• [YOUR TASK]
Write out the entire listing below exactly, with the pictures left out.

• [ENTRIES SUPPLIED]
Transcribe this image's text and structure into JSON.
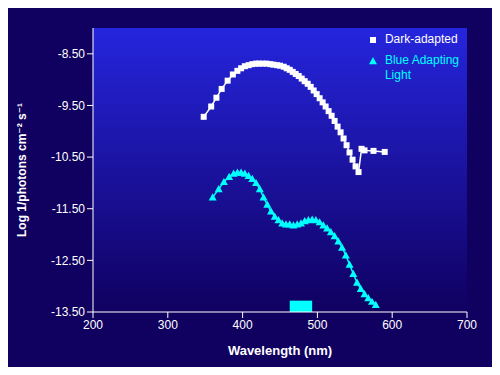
{
  "chart_data": {
    "type": "line",
    "xlabel": "Wavelength (nm)",
    "ylabel": "Log 1/photons cm⁻² s⁻¹",
    "xlim": [
      200,
      700
    ],
    "ylim": [
      -13.5,
      -8.0
    ],
    "xticks": [
      200,
      300,
      400,
      500,
      600,
      700
    ],
    "yticks": [
      {
        "value": -13.5,
        "label": "-13.50"
      },
      {
        "value": -12.5,
        "label": "-12.50"
      },
      {
        "value": -11.5,
        "label": "-11.50"
      },
      {
        "value": -10.5,
        "label": "-10.50"
      },
      {
        "value": -9.5,
        "label": "-9.50"
      },
      {
        "value": -8.5,
        "label": "-8.50"
      }
    ],
    "grid": false,
    "legend": "upper right",
    "series": [
      {
        "name": "Dark-adapted",
        "color": "#ffffff",
        "marker": "square",
        "x": [
          348,
          358,
          365,
          372,
          380,
          387,
          393,
          398,
          403,
          408,
          413,
          418,
          422,
          427,
          432,
          437,
          441,
          446,
          450,
          455,
          459,
          463,
          467,
          471,
          475,
          479,
          483,
          487,
          491,
          495,
          499,
          503,
          507,
          511,
          515,
          519,
          523,
          527,
          531,
          535,
          539,
          543,
          547,
          551,
          555,
          559,
          563,
          575,
          590
        ],
        "values": [
          -9.72,
          -9.52,
          -9.35,
          -9.18,
          -9.02,
          -8.9,
          -8.83,
          -8.78,
          -8.74,
          -8.72,
          -8.7,
          -8.69,
          -8.69,
          -8.69,
          -8.69,
          -8.7,
          -8.71,
          -8.72,
          -8.73,
          -8.75,
          -8.78,
          -8.81,
          -8.85,
          -8.89,
          -8.93,
          -8.98,
          -9.03,
          -9.08,
          -9.14,
          -9.21,
          -9.28,
          -9.36,
          -9.44,
          -9.52,
          -9.61,
          -9.7,
          -9.8,
          -9.91,
          -10.02,
          -10.14,
          -10.27,
          -10.41,
          -10.55,
          -10.68,
          -10.79,
          -10.34,
          -10.37,
          -10.38,
          -10.4
        ]
      },
      {
        "name": "Blue Adapting\nLight",
        "color": "#00ffff",
        "marker": "triangle",
        "x": [
          360,
          368,
          375,
          382,
          388,
          393,
          398,
          403,
          408,
          413,
          418,
          423,
          428,
          433,
          438,
          443,
          448,
          453,
          458,
          463,
          468,
          473,
          478,
          483,
          488,
          493,
          498,
          503,
          508,
          513,
          518,
          523,
          528,
          533,
          538,
          543,
          548,
          553,
          558,
          563,
          568,
          573,
          578
        ],
        "values": [
          -11.28,
          -11.12,
          -10.98,
          -10.88,
          -10.82,
          -10.8,
          -10.8,
          -10.82,
          -10.86,
          -10.92,
          -11.0,
          -11.12,
          -11.28,
          -11.42,
          -11.55,
          -11.65,
          -11.72,
          -11.78,
          -11.8,
          -11.8,
          -11.82,
          -11.8,
          -11.78,
          -11.74,
          -11.72,
          -11.71,
          -11.72,
          -11.76,
          -11.82,
          -11.88,
          -11.95,
          -12.03,
          -12.13,
          -12.25,
          -12.4,
          -12.58,
          -12.76,
          -12.93,
          -13.05,
          -13.15,
          -13.23,
          -13.3,
          -13.36
        ]
      }
    ],
    "band": {
      "x": [
        463,
        493
      ],
      "color": "#00ffff"
    }
  }
}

• [FULL RESPONSE]
Transcribe this image's text and structure into JSON.
{
  "chart_data": {
    "type": "line",
    "xlabel": "Wavelength (nm)",
    "ylabel": "Log 1/photons cm⁻² s⁻¹",
    "xlim": [
      200,
      700
    ],
    "ylim": [
      -13.5,
      -8.0
    ],
    "xticks": [
      200,
      300,
      400,
      500,
      600,
      700
    ],
    "yticks": [
      {
        "value": -13.5,
        "label": "-13.50"
      },
      {
        "value": -12.5,
        "label": "-12.50"
      },
      {
        "value": -11.5,
        "label": "-11.50"
      },
      {
        "value": -10.5,
        "label": "-10.50"
      },
      {
        "value": -9.5,
        "label": "-9.50"
      },
      {
        "value": -8.5,
        "label": "-8.50"
      }
    ],
    "grid": false,
    "legend": "upper right",
    "series": [
      {
        "name": "Dark-adapted",
        "color": "#ffffff",
        "marker": "square",
        "x": [
          348,
          358,
          365,
          372,
          380,
          387,
          393,
          398,
          403,
          408,
          413,
          418,
          422,
          427,
          432,
          437,
          441,
          446,
          450,
          455,
          459,
          463,
          467,
          471,
          475,
          479,
          483,
          487,
          491,
          495,
          499,
          503,
          507,
          511,
          515,
          519,
          523,
          527,
          531,
          535,
          539,
          543,
          547,
          551,
          555,
          559,
          563,
          575,
          590
        ],
        "values": [
          -9.72,
          -9.52,
          -9.35,
          -9.18,
          -9.02,
          -8.9,
          -8.83,
          -8.78,
          -8.74,
          -8.72,
          -8.7,
          -8.69,
          -8.69,
          -8.69,
          -8.69,
          -8.7,
          -8.71,
          -8.72,
          -8.73,
          -8.75,
          -8.78,
          -8.81,
          -8.85,
          -8.89,
          -8.93,
          -8.98,
          -9.03,
          -9.08,
          -9.14,
          -9.21,
          -9.28,
          -9.36,
          -9.44,
          -9.52,
          -9.61,
          -9.7,
          -9.8,
          -9.91,
          -10.02,
          -10.14,
          -10.27,
          -10.41,
          -10.55,
          -10.68,
          -10.79,
          -10.34,
          -10.37,
          -10.38,
          -10.4
        ]
      },
      {
        "name": "Blue Adapting\nLight",
        "color": "#00ffff",
        "marker": "triangle",
        "x": [
          360,
          368,
          375,
          382,
          388,
          393,
          398,
          403,
          408,
          413,
          418,
          423,
          428,
          433,
          438,
          443,
          448,
          453,
          458,
          463,
          468,
          473,
          478,
          483,
          488,
          493,
          498,
          503,
          508,
          513,
          518,
          523,
          528,
          533,
          538,
          543,
          548,
          553,
          558,
          563,
          568,
          573,
          578
        ],
        "values": [
          -11.28,
          -11.12,
          -10.98,
          -10.88,
          -10.82,
          -10.8,
          -10.8,
          -10.82,
          -10.86,
          -10.92,
          -11.0,
          -11.12,
          -11.28,
          -11.42,
          -11.55,
          -11.65,
          -11.72,
          -11.78,
          -11.8,
          -11.8,
          -11.82,
          -11.8,
          -11.78,
          -11.74,
          -11.72,
          -11.71,
          -11.72,
          -11.76,
          -11.82,
          -11.88,
          -11.95,
          -12.03,
          -12.13,
          -12.25,
          -12.4,
          -12.58,
          -12.76,
          -12.93,
          -13.05,
          -13.15,
          -13.23,
          -13.3,
          -13.36
        ]
      }
    ],
    "band": {
      "x": [
        463,
        493
      ],
      "color": "#00ffff"
    }
  }
}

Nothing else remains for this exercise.